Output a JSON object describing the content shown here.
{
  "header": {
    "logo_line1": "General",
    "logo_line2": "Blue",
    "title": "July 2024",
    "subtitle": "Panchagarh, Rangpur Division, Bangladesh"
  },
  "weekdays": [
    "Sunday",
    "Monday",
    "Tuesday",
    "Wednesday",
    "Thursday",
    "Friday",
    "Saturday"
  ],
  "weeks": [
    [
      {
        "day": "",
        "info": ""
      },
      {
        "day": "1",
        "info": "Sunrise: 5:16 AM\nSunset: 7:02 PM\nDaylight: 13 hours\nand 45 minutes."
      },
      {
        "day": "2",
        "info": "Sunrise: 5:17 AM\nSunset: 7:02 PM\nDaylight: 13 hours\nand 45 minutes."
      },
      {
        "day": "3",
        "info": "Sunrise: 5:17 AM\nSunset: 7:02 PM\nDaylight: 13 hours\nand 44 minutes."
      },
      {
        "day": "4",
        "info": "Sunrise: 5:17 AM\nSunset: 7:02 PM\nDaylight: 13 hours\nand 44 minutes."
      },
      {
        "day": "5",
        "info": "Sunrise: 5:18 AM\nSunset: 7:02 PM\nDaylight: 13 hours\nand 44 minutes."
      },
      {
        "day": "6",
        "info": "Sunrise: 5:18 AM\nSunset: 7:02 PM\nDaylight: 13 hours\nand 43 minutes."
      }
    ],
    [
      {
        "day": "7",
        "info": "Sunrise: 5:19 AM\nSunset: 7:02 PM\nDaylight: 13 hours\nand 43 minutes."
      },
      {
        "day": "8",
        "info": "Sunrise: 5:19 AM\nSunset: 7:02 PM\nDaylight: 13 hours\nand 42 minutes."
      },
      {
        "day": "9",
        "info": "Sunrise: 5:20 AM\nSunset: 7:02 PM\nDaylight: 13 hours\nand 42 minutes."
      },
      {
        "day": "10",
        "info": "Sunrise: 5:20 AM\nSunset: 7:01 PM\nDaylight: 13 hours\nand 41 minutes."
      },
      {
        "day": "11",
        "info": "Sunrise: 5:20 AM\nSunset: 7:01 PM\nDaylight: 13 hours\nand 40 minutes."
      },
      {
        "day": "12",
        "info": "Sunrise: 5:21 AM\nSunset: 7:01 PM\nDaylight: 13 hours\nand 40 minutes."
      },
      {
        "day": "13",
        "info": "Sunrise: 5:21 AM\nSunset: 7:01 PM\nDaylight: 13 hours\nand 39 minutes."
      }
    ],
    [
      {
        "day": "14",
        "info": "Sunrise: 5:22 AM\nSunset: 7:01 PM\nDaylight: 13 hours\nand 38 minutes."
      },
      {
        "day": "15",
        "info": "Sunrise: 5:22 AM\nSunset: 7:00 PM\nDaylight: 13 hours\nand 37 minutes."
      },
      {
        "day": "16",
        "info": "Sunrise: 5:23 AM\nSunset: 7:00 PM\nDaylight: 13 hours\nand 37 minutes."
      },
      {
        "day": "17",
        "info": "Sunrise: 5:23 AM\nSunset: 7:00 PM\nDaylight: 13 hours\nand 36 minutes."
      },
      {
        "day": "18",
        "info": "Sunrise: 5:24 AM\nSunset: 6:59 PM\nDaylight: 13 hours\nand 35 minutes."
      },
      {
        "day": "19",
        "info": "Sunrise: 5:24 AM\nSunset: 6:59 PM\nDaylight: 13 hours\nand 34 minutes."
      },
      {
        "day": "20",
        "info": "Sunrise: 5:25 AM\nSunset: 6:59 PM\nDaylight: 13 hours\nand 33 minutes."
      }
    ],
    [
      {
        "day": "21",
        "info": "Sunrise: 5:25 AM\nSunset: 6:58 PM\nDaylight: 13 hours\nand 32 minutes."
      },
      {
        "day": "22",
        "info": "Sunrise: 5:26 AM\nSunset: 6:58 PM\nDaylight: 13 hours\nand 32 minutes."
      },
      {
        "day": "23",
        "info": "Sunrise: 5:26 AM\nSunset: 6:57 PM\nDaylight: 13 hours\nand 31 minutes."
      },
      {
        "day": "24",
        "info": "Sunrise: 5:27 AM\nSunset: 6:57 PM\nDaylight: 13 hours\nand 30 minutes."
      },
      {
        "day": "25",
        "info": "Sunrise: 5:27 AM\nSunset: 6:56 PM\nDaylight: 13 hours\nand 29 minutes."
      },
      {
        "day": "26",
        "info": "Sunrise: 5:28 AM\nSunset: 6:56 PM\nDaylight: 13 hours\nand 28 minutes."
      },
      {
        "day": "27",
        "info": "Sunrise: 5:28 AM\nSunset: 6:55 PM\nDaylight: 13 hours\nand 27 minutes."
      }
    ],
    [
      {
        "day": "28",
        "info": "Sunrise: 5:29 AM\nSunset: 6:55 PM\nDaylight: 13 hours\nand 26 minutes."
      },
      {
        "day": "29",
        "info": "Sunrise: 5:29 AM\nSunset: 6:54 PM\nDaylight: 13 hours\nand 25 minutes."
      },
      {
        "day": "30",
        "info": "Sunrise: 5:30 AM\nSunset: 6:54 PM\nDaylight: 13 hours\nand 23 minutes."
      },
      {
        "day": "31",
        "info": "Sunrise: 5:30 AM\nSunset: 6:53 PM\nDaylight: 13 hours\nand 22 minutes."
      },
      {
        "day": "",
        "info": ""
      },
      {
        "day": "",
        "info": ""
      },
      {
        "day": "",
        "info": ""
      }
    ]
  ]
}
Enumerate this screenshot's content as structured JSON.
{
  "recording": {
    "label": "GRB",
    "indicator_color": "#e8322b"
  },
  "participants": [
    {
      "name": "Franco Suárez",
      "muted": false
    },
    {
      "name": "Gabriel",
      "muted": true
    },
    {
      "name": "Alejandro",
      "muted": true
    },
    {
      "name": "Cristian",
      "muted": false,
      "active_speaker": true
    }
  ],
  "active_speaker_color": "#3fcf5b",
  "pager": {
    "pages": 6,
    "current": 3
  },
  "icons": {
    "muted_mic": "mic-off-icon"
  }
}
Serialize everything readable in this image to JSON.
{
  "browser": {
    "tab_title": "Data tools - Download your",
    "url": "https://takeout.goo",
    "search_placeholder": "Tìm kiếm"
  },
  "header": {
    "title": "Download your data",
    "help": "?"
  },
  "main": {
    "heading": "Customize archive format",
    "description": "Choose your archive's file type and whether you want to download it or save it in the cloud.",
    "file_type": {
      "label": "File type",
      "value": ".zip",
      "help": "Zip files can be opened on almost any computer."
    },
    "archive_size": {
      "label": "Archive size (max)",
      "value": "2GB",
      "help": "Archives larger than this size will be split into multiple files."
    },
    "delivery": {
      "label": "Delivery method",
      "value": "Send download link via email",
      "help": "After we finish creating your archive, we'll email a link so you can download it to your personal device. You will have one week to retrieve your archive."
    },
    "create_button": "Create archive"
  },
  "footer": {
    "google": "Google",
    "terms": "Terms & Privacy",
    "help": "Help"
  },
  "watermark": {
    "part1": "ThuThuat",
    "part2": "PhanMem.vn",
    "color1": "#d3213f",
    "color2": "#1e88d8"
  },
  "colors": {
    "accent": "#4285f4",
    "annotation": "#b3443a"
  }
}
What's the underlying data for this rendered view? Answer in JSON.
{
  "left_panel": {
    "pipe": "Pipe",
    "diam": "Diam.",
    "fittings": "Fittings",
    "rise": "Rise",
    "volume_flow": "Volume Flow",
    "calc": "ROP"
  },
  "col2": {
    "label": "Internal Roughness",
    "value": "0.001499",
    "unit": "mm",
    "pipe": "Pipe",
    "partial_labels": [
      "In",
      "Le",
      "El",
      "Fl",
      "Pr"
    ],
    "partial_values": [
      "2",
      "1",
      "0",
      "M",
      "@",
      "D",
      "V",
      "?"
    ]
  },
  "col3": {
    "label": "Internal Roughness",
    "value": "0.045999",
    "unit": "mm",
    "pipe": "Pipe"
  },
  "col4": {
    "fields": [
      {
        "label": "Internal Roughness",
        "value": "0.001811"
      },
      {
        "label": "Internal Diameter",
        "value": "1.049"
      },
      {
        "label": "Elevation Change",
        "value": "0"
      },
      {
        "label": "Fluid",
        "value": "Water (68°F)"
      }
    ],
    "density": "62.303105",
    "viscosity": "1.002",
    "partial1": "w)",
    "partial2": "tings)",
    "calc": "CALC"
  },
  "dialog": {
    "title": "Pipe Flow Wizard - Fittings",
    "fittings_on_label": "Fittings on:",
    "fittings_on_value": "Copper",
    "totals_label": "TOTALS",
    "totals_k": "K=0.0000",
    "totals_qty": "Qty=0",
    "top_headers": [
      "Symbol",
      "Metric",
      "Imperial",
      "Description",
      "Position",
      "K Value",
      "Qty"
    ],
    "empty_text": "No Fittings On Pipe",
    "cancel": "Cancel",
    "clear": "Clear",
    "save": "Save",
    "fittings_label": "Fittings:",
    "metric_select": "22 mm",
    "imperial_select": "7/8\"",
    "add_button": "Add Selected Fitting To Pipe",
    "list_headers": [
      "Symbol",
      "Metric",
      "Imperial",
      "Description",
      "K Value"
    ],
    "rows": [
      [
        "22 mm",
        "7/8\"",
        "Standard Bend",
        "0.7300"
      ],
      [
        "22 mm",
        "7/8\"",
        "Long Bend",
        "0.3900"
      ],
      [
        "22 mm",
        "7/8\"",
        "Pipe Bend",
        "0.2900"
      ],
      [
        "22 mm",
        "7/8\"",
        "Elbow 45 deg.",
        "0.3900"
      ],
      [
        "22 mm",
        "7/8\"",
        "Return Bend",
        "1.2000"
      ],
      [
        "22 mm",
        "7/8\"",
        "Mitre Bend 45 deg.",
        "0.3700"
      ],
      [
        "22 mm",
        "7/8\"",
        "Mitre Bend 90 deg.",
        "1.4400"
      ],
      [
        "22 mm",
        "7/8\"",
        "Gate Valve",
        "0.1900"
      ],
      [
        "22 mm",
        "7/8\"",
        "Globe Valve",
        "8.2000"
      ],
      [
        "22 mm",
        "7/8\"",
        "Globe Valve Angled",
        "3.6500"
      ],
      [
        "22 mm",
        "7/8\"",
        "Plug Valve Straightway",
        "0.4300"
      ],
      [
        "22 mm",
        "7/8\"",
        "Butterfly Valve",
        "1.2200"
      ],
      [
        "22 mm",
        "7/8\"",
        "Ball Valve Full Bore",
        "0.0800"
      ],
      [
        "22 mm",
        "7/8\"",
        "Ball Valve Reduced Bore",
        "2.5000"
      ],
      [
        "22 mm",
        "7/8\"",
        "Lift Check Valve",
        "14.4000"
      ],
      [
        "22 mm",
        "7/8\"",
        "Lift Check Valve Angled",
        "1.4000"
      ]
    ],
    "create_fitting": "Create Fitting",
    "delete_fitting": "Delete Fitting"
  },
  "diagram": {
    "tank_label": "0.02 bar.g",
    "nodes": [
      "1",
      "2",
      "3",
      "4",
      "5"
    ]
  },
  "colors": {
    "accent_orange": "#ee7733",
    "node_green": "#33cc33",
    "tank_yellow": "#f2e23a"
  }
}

──────

Search the records for the word "Bore", then list every line that has it.

        "Ball Valve Full Bore",
        "Ball Valve Reduced Bore",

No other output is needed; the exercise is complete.